◆ Task brief ◆
Which lines in the records below contain the string "Title"? Copy each such line in full, matching uppercase and lowercase exactly.

** Start Given information **

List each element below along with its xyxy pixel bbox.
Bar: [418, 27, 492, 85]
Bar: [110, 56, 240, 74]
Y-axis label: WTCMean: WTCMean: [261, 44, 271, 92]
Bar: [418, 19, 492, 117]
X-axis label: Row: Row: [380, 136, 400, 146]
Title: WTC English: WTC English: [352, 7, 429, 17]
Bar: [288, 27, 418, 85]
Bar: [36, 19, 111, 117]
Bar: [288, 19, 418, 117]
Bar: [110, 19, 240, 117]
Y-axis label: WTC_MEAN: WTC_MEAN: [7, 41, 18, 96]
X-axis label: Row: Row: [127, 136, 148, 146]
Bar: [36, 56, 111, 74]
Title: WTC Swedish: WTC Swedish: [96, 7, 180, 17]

** End Given information **

◆ Output below ◆
Title: WTC English: WTC English: [352, 7, 429, 17]
Title: WTC Swedish: WTC Swedish: [96, 7, 180, 17]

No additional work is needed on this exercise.